» **PROVIDED INFORMATION**:
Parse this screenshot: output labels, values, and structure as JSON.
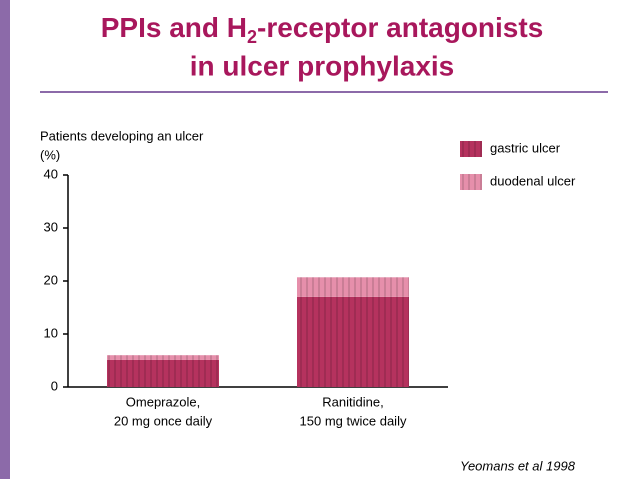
{
  "chart_data": {
    "type": "bar",
    "stacked": true,
    "title": [
      "PPIs and H",
      "2",
      "-receptor antagonists",
      "in ulcer prophylaxis"
    ],
    "ylabel": [
      "Patients developing an ulcer",
      "(%)"
    ],
    "categories": [
      [
        "Omeprazole,",
        "20 mg once daily"
      ],
      [
        "Ranitidine,",
        "150 mg twice daily"
      ]
    ],
    "series": [
      {
        "name": "gastric ulcer",
        "color": "#b5325e",
        "values": [
          5.1,
          17.0
        ]
      },
      {
        "name": "duodenal ulcer",
        "color": "#e68fab",
        "values": [
          0.9,
          3.7
        ]
      }
    ],
    "ylim": [
      0,
      40
    ],
    "yticks": [
      0,
      10,
      20,
      30,
      40
    ],
    "legend": "right",
    "source": "Yeomans et al 1998"
  }
}
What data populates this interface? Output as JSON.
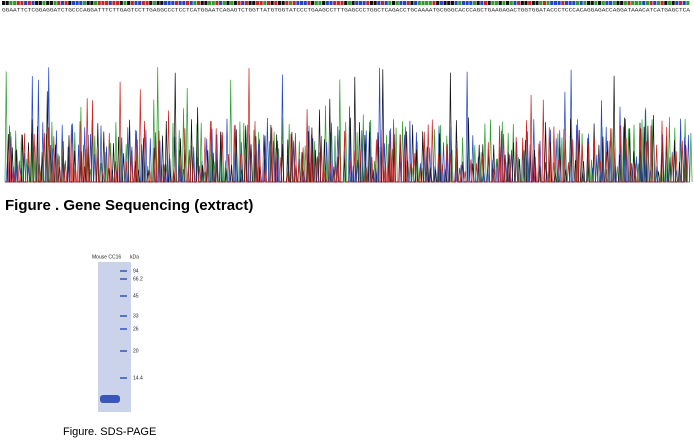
{
  "sequencing": {
    "sequence": "GGAATTCTCGGAGGATCTGCCCAGGATTTCTTGAGTCCTTGAGGCCCTCCTCATGGAATCAGAGTCTGGTTATGTGGTATCCCTGAAGCCTTTGAGCCCTGGCTCAGACCTGCAAAATGCGGGCACCCAGCTGAAGAGACTGGTGGATACCCTCCCACAGGAGACCAGGATAAACATCATGAGCTCA",
    "caption": "Figure . Gene Sequencing (extract)"
  },
  "sds_page": {
    "lane_label": "Mouse CC16",
    "unit": "kDa",
    "markers": [
      "94",
      "66.2",
      "45",
      "33",
      "26",
      "20",
      "14.4"
    ],
    "caption": "Figure. SDS-PAGE"
  }
}
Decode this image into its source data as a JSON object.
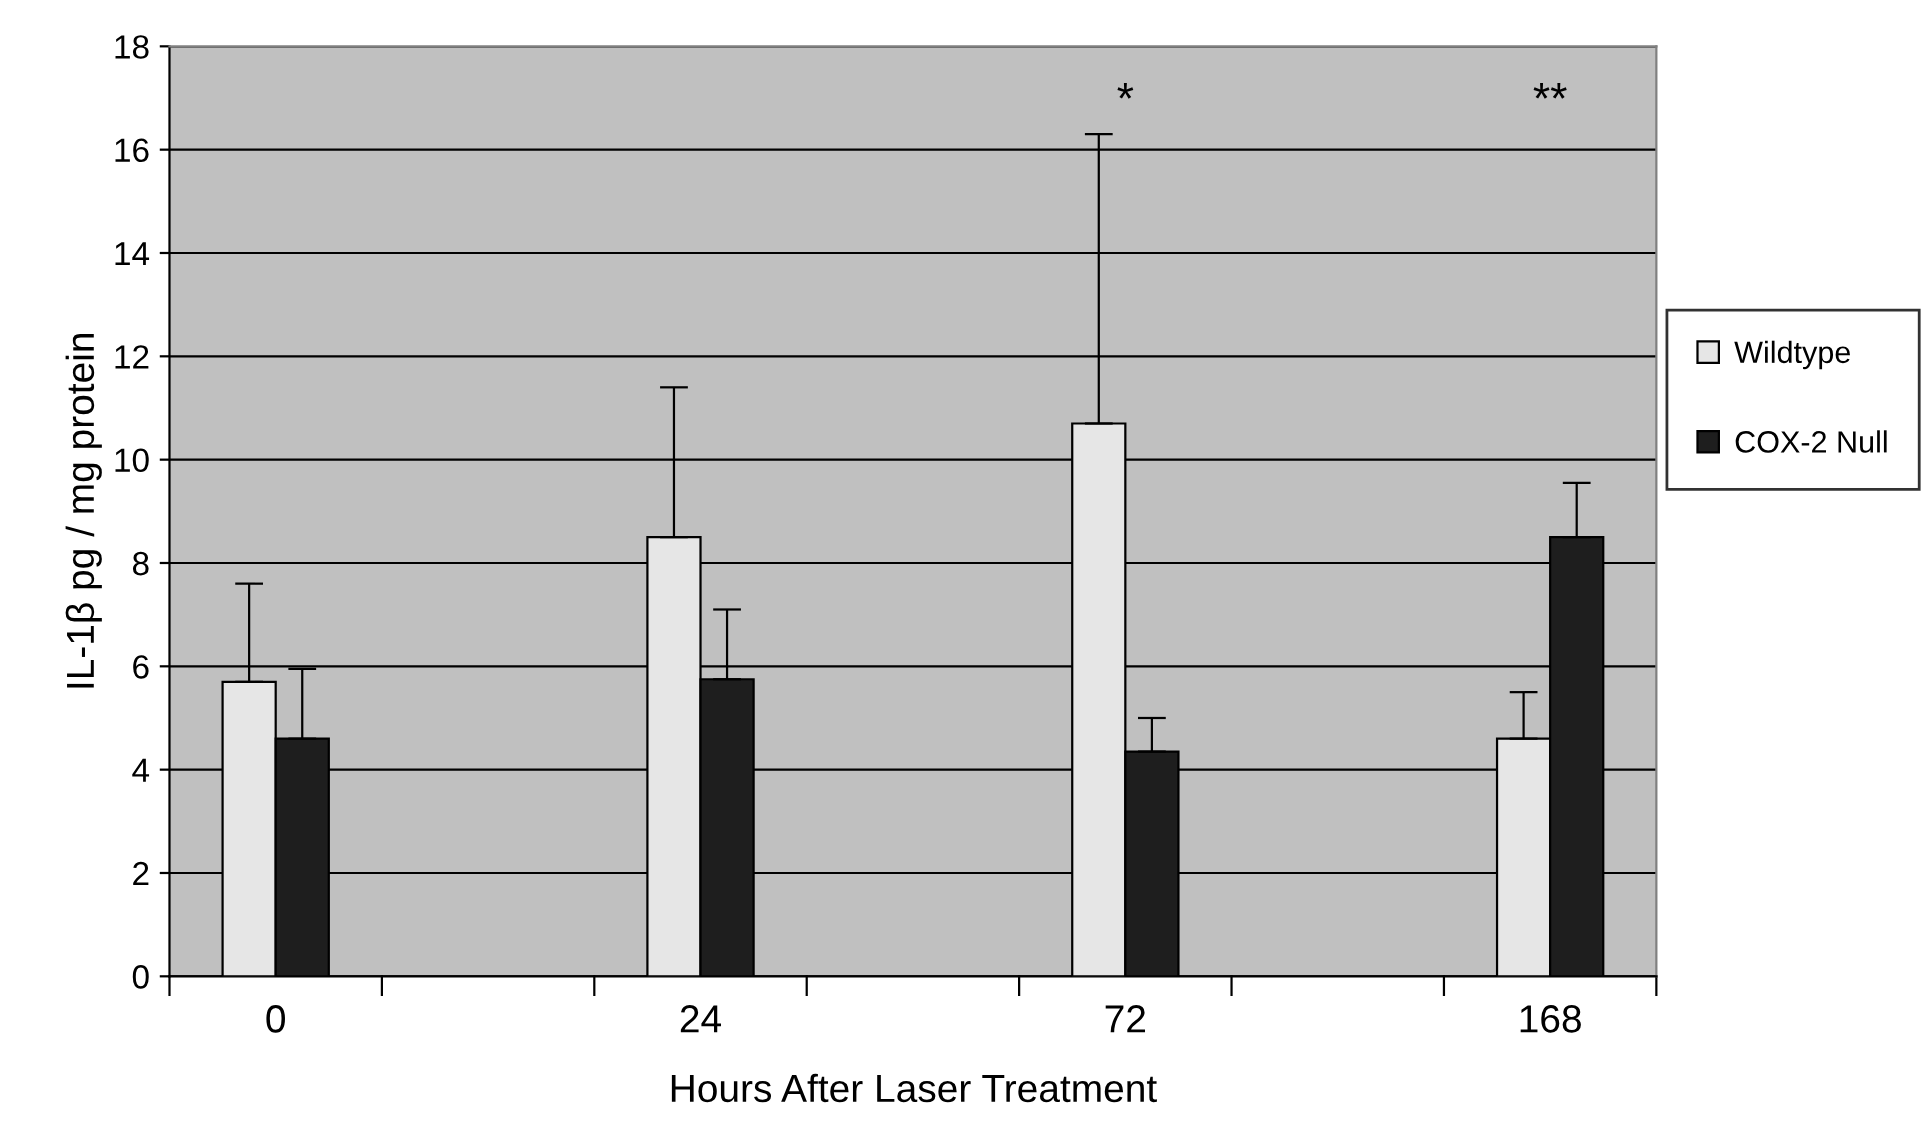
{
  "chart_data": {
    "type": "bar",
    "xlabel": "Hours After Laser Treatment",
    "ylabel": "IL-1β pg / mg protein",
    "categories": [
      "0",
      null,
      "24",
      null,
      "72",
      null,
      "168"
    ],
    "series": [
      {
        "name": "Wildtype",
        "color": "#e6e6e6",
        "values": [
          5.7,
          null,
          8.5,
          null,
          10.7,
          null,
          4.6
        ],
        "errors": [
          [
            5.7,
            7.6
          ],
          null,
          [
            8.5,
            11.4
          ],
          null,
          [
            10.7,
            16.3
          ],
          null,
          [
            4.6,
            5.5
          ]
        ]
      },
      {
        "name": "COX-2 Null",
        "color": "#1e1e1e",
        "values": [
          4.6,
          null,
          5.75,
          null,
          4.35,
          null,
          8.5
        ],
        "errors": [
          [
            4.6,
            5.95
          ],
          null,
          [
            5.75,
            7.1
          ],
          null,
          [
            4.35,
            5.0
          ],
          null,
          [
            8.5,
            9.55
          ]
        ]
      }
    ],
    "annotations": [
      "*",
      "**"
    ],
    "ylim": [
      0,
      18
    ],
    "yticks": [
      0,
      2,
      4,
      6,
      8,
      10,
      12,
      14,
      16,
      18
    ],
    "grid": "y",
    "legend": "right"
  }
}
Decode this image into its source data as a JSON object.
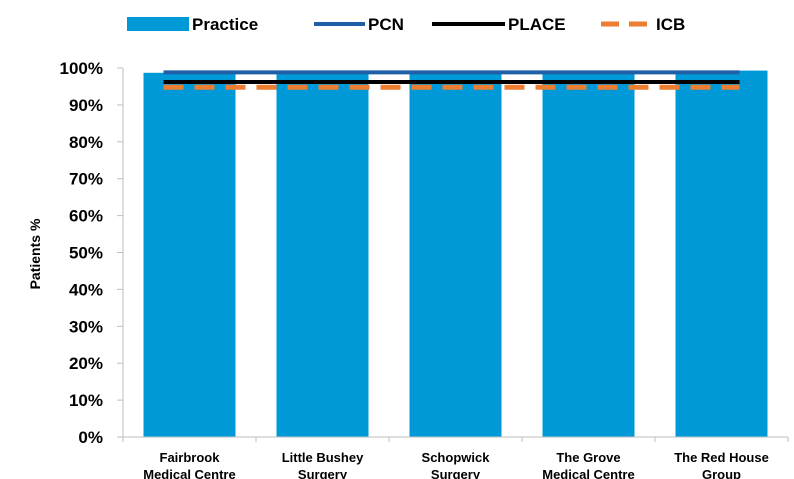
{
  "chart_data": {
    "type": "bar",
    "title": "",
    "xlabel": "",
    "ylabel": "Patients %",
    "ylim": [
      0,
      100
    ],
    "yticks": [
      "0%",
      "10%",
      "20%",
      "30%",
      "40%",
      "50%",
      "60%",
      "70%",
      "80%",
      "90%",
      "100%"
    ],
    "categories": [
      [
        "Fairbrook",
        "Medical Centre"
      ],
      [
        "Little Bushey",
        "Surgery"
      ],
      [
        "Schopwick",
        "Surgery"
      ],
      [
        "The Grove",
        "Medical Centre"
      ],
      [
        "The Red House",
        "Group"
      ]
    ],
    "series": [
      {
        "name": "Practice",
        "kind": "bar",
        "color": "#0099d8",
        "values": [
          98.7,
          98.7,
          98.7,
          98.7,
          99.3
        ]
      },
      {
        "name": "PCN",
        "kind": "line",
        "color": "#1f5fa8",
        "style": "solid",
        "values": [
          98.8,
          98.8,
          98.8,
          98.8,
          98.8
        ]
      },
      {
        "name": "PLACE",
        "kind": "line",
        "color": "#000000",
        "style": "solid",
        "values": [
          96.2,
          96.2,
          96.2,
          96.2,
          96.2
        ]
      },
      {
        "name": "ICB",
        "kind": "line",
        "color": "#ed7d31",
        "style": "dashed",
        "values": [
          94.8,
          94.8,
          94.8,
          94.8,
          94.8
        ]
      }
    ],
    "grid": false,
    "legend_position": "top"
  }
}
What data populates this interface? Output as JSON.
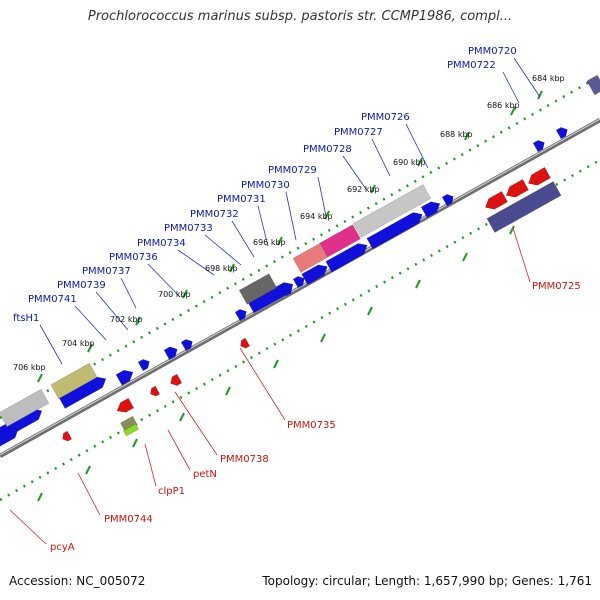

» **PROBLEM**: Retype each entry precisely. Skip images entirely.

» **OUTPUT FOR THIS TASK**:
Parse this screenshot: output labels, values, and structure as JSON.
{
  "chart_data": {
    "type": "bar",
    "stacked": true,
    "title": [
      "PPIs and H",
      "2",
      "-receptor antagonists",
      "in ulcer prophylaxis"
    ],
    "ylabel": [
      "Patients developing an ulcer",
      "(%)"
    ],
    "categories": [
      [
        "Omeprazole,",
        "20 mg once daily"
      ],
      [
        "Ranitidine,",
        "150 mg twice daily"
      ]
    ],
    "series": [
      {
        "name": "gastric ulcer",
        "color": "#b5325e",
        "values": [
          5.1,
          17.0
        ]
      },
      {
        "name": "duodenal ulcer",
        "color": "#e68fab",
        "values": [
          0.9,
          3.7
        ]
      }
    ],
    "ylim": [
      0,
      40
    ],
    "yticks": [
      0,
      10,
      20,
      30,
      40
    ],
    "legend": "right",
    "source": "Yeomans et al 1998"
  }
}
What data populates this interface? Output as JSON.
{
  "sequencing": {
    "sequence": "GGAATTCTCGGAGGATCTGCCCAGGATTTCTTGAGTCCTTGAGGCCCTCCTCATGGAATCAGAGTCTGGTTATGTGGTATCCCTGAAGCCTTTGAGCCCTGGCTCAGACCTGCAAAATGCGGGCACCCAGCTGAAGAGACTGGTGGATACCCTCCCACAGGAGACCAGGATAAACATCATGAGCTCA",
    "caption": "Figure . Gene Sequencing (extract)"
  },
  "sds_page": {
    "lane_label": "Mouse CC16",
    "unit": "kDa",
    "markers": [
      "94",
      "66.2",
      "45",
      "33",
      "26",
      "20",
      "14.4"
    ],
    "caption": "Figure. SDS-PAGE"
  }
}
Decode this image into its source data as a JSON object.
{
  "chart_data": {
    "type": "bar",
    "xlabel": "Hours After Laser Treatment",
    "ylabel": "IL-1β pg / mg protein",
    "categories": [
      "0",
      null,
      "24",
      null,
      "72",
      null,
      "168"
    ],
    "series": [
      {
        "name": "Wildtype",
        "color": "#e6e6e6",
        "values": [
          5.7,
          null,
          8.5,
          null,
          10.7,
          null,
          4.6
        ],
        "errors": [
          [
            5.7,
            7.6
          ],
          null,
          [
            8.5,
            11.4
          ],
          null,
          [
            10.7,
            16.3
          ],
          null,
          [
            4.6,
            5.5
          ]
        ]
      },
      {
        "name": "COX-2 Null",
        "color": "#1e1e1e",
        "values": [
          4.6,
          null,
          5.75,
          null,
          4.35,
          null,
          8.5
        ],
        "errors": [
          [
            4.6,
            5.95
          ],
          null,
          [
            5.75,
            7.1
          ],
          null,
          [
            4.35,
            5.0
          ],
          null,
          [
            8.5,
            9.55
          ]
        ]
      }
    ],
    "annotations": [
      "*",
      "**"
    ],
    "ylim": [
      0,
      18
    ],
    "yticks": [
      0,
      2,
      4,
      6,
      8,
      10,
      12,
      14,
      16,
      18
    ],
    "grid": "y",
    "legend": "right"
  }
}
Decode this image into its source data as a JSON object.
{
  "chart_data": {
    "type": "bar",
    "title": "",
    "xlabel": "",
    "ylabel": "Patients %",
    "ylim": [
      0,
      100
    ],
    "yticks": [
      "0%",
      "10%",
      "20%",
      "30%",
      "40%",
      "50%",
      "60%",
      "70%",
      "80%",
      "90%",
      "100%"
    ],
    "categories": [
      [
        "Fairbrook",
        "Medical Centre"
      ],
      [
        "Little Bushey",
        "Surgery"
      ],
      [
        "Schopwick",
        "Surgery"
      ],
      [
        "The Grove",
        "Medical Centre"
      ],
      [
        "The Red House",
        "Group"
      ]
    ],
    "series": [
      {
        "name": "Practice",
        "kind": "bar",
        "color": "#0099d8",
        "values": [
          98.7,
          98.7,
          98.7,
          98.7,
          99.3
        ]
      },
      {
        "name": "PCN",
        "kind": "line",
        "color": "#1f5fa8",
        "style": "solid",
        "values": [
          98.8,
          98.8,
          98.8,
          98.8,
          98.8
        ]
      },
      {
        "name": "PLACE",
        "kind": "line",
        "color": "#000000",
        "style": "solid",
        "values": [
          96.2,
          96.2,
          96.2,
          96.2,
          96.2
        ]
      },
      {
        "name": "ICB",
        "kind": "line",
        "color": "#ed7d31",
        "style": "dashed",
        "values": [
          94.8,
          94.8,
          94.8,
          94.8,
          94.8
        ]
      }
    ],
    "grid": false,
    "legend_position": "top"
  }
}
What data populates this interface? Output as JSON.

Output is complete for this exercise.